*What this task involves*
Could you transcribe every record below exactly as written, leaving out any pictures?

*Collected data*
-*-

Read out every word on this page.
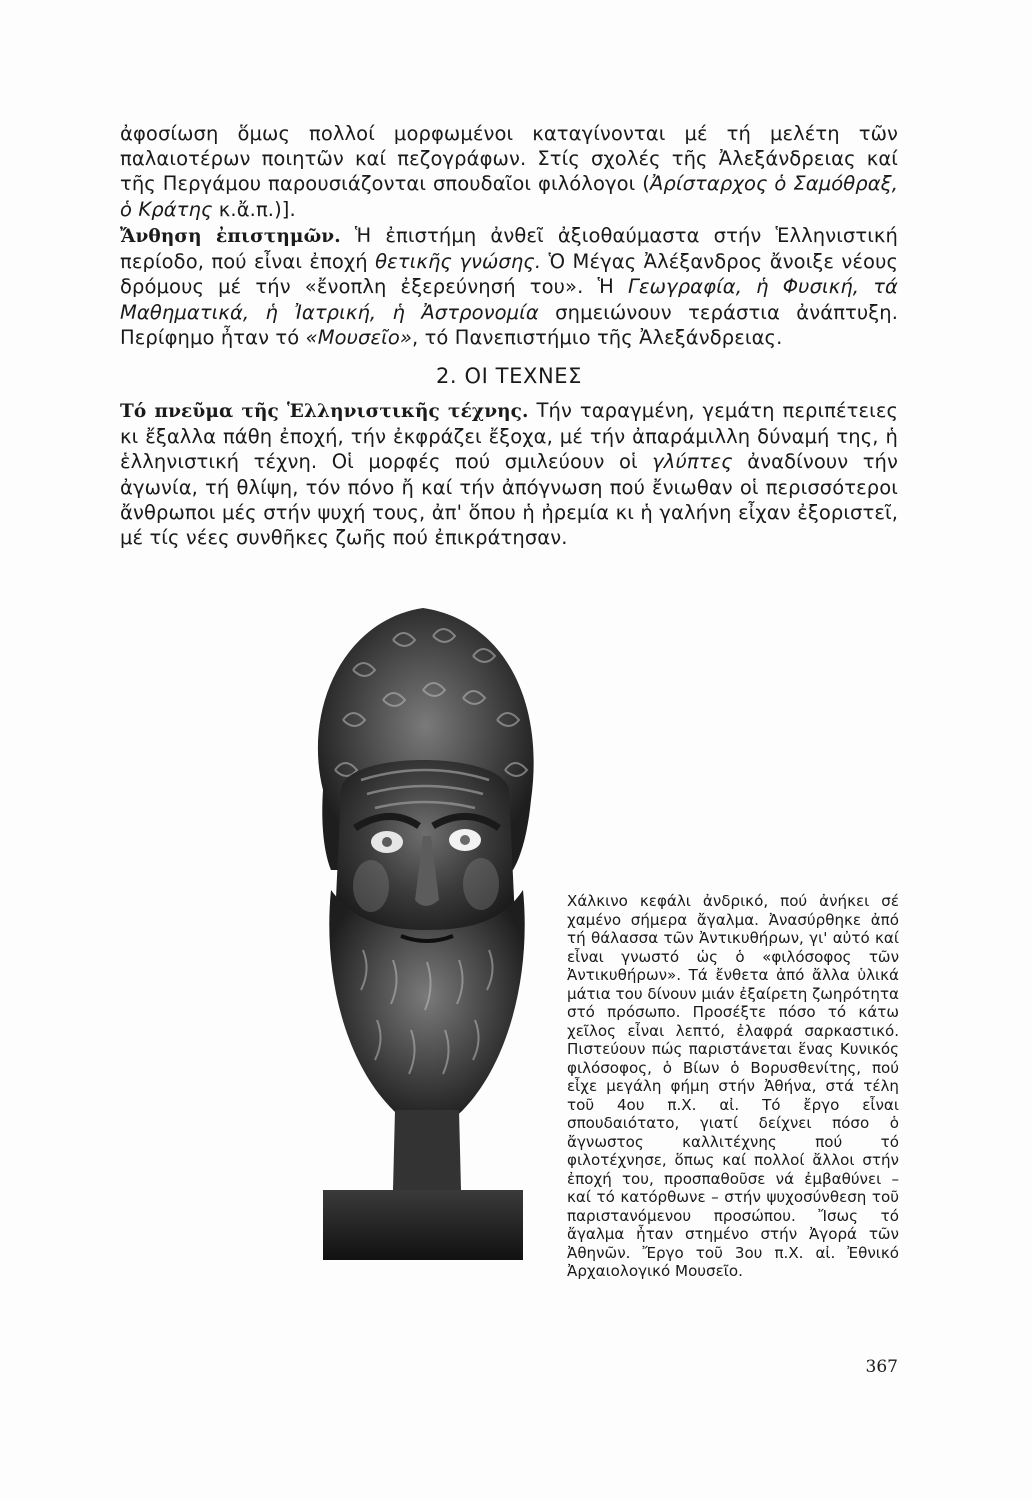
ἀφοσίωση ὅμως πολλοί μορφωμένοι καταγίνονται μέ τή μελέτη τῶν παλαιοτέρων ποιητῶν καί πεζογράφων. Στίς σχολές τῆς Ἀλεξάνδρειας καί τῆς Περγάμου παρουσιάζονται σπουδαῖοι φιλόλογοι (Ἀρίσταρχος ὁ Σαμόθραξ, ὁ Κράτης κ.ἄ.π.)].

Ἄνθηση ἐπιστημῶν. Ἡ ἐπιστήμη ἀνθεῖ ἀξιοθαύμαστα στήν Ἑλληνιστική περίοδο, πού εἶναι ἐποχή θετικῆς γνώσης. Ὁ Μέγας Ἀλέξανδρος ἄνοιξε νέους δρόμους μέ τήν «ἔνοπλη ἐξερεύνησή του». Ἡ Γεωγραφία, ἡ Φυσική, τά Μαθηματικά, ἡ Ἰατρική, ἡ Ἀστρονομία σημειώνουν τεράστια ἀνάπτυξη. Περίφημο ἦταν τό «Μουσεῖο», τό Πανεπιστήμιο τῆς Ἀλεξάνδρειας.

2. ΟΙ ΤΕΧΝΕΣ

Τό πνεῦμα τῆς Ἑλληνιστικῆς τέχνης. Τήν ταραγμένη, γεμάτη περιπέτειες κι ἔξαλλα πάθη ἐποχή, τήν ἐκφράζει ἔξοχα, μέ τήν ἀπαράμιλλη δύναμή της, ἡ ἑλληνιστική τέχνη. Οἱ μορφές πού σμιλεύουν οἱ γλύπτες ἀναδίνουν τήν ἀγωνία, τή θλίψη, τόν πόνο ἤ καί τήν ἀπόγνωση πού ἔνιωθαν οἱ περισσότεροι ἄνθρωποι μές στήν ψυχή τους, ἀπ' ὅπου ἡ ἠρεμία κι ἡ γαλήνη εἶχαν ἐξοριστεῖ, μέ τίς νέες συνθῆκες ζωῆς πού ἐπικράτησαν.

Χάλκινο κεφάλι ἀνδρικό, πού ἀνήκει σέ χαμένο σήμερα ἄγαλμα. Ἀνασύρθηκε ἀπό τή θάλασσα τῶν Ἀντικυθήρων, γι' αὐτό καί εἶναι γνωστό ὡς ὁ «φιλόσοφος τῶν Ἀντικυθήρων». Τά ἔνθετα ἀπό ἄλλα ὑλικά μάτια του δίνουν μιάν ἐξαίρετη ζωηρότητα στό πρόσωπο. Προσέξτε πόσο τό κάτω χεῖλος εἶναι λεπτό, ἐλαφρά σαρκαστικό. Πιστεύουν πώς παριστάνεται ἕνας Κυνικός φιλόσοφος, ὁ Βίων ὁ Βορυσθενίτης, πού εἶχε μεγάλη φήμη στήν Ἀθήνα, στά τέλη τοῦ 4ου π.Χ. αἰ. Τό ἔργο εἶναι σπουδαιότατο, γιατί δείχνει πόσο ὁ ἄγνωστος καλλιτέχνης πού τό φιλοτέχνησε, ὅπως καί πολλοί ἄλλοι στήν ἐποχή του, προσπαθοῦσε νά ἐμβαθύνει – καί τό κατόρθωνε – στήν ψυχοσύνθεση τοῦ παριστανόμενου προσώπου. Ἴσως τό ἄγαλμα ἦταν στημένο στήν Ἀγορά τῶν Ἀθηνῶν. Ἔργο τοῦ 3ου π.Χ. αἰ. Ἐθνικό Ἀρχαιολογικό Μουσεῖο.
367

-*-

*Solved exercise*
Read out every word on this page.
ἀφοσίωση ὅμως πολλοί μορφωμένοι καταγίνονται μέ τή μελέτη τῶν παλαιοτέρων ποιητῶν καί πεζογράφων. Στίς σχολές τῆς Ἀλεξάνδρειας καί τῆς Περγάμου παρουσιάζονται σπουδαῖοι φιλόλογοι (Ἀρίσταρχος ὁ Σαμόθραξ, ὁ Κράτης κ.ἄ.π.)].

Ἄνθηση ἐπιστημῶν. Ἡ ἐπιστήμη ἀνθεῖ ἀξιοθαύμαστα στήν Ἑλληνιστική περίοδο, πού εἶναι ἐποχή θετικῆς γνώσης. Ὁ Μέγας Ἀλέξανδρος ἄνοιξε νέους δρόμους μέ τήν «ἔνοπλη ἐξερεύνησή του». Ἡ Γεωγραφία, ἡ Φυσική, τά Μαθηματικά, ἡ Ἰατρική, ἡ Ἀστρονομία σημειώνουν τεράστια ἀνάπτυξη. Περίφημο ἦταν τό «Μουσεῖο», τό Πανεπιστήμιο τῆς Ἀλεξάνδρειας.

2. ΟΙ ΤΕΧΝΕΣ

Τό πνεῦμα τῆς Ἑλληνιστικῆς τέχνης. Τήν ταραγμένη, γεμάτη περιπέτειες κι ἔξαλλα πάθη ἐποχή, τήν ἐκφράζει ἔξοχα, μέ τήν ἀπαράμιλλη δύναμή της, ἡ ἑλληνιστική τέχνη. Οἱ μορφές πού σμιλεύουν οἱ γλύπτες ἀναδίνουν τήν ἀγωνία, τή θλίψη, τόν πόνο ἤ καί τήν ἀπόγνωση πού ἔνιωθαν οἱ περισσότεροι ἄνθρωποι μές στήν ψυχή τους, ἀπ' ὅπου ἡ ἠρεμία κι ἡ γαλήνη εἶχαν ἐξοριστεῖ, μέ τίς νέες συνθῆκες ζωῆς πού ἐπικράτησαν.

Χάλκινο κεφάλι ἀνδρικό, πού ἀνήκει σέ χαμένο σήμερα ἄγαλμα. Ἀνασύρθηκε ἀπό τή θάλασσα τῶν Ἀντικυθήρων, γι' αὐτό καί εἶναι γνωστό ὡς ὁ «φιλόσοφος τῶν Ἀντικυθήρων». Τά ἔνθετα ἀπό ἄλλα ὑλικά μάτια του δίνουν μιάν ἐξαίρετη ζωηρότητα στό πρόσωπο. Προσέξτε πόσο τό κάτω χεῖλος εἶναι λεπτό, ἐλαφρά σαρκαστικό. Πιστεύουν πώς παριστάνεται ἕνας Κυνικός φιλόσοφος, ὁ Βίων ὁ Βορυσθενίτης, πού εἶχε μεγάλη φήμη στήν Ἀθήνα, στά τέλη τοῦ 4ου π.Χ. αἰ. Τό ἔργο εἶναι σπουδαιότατο, γιατί δείχνει πόσο ὁ ἄγνωστος καλλιτέχνης πού τό φιλοτέχνησε, ὅπως καί πολλοί ἄλλοι στήν ἐποχή του, προσπαθοῦσε νά ἐμβαθύνει – καί τό κατόρθωνε – στήν ψυχοσύνθεση τοῦ παριστανόμενου προσώπου. Ἴσως τό ἄγαλμα ἦταν στημένο στήν Ἀγορά τῶν Ἀθηνῶν. Ἔργο τοῦ 3ου π.Χ. αἰ. Ἐθνικό Ἀρχαιολογικό Μουσεῖο.
367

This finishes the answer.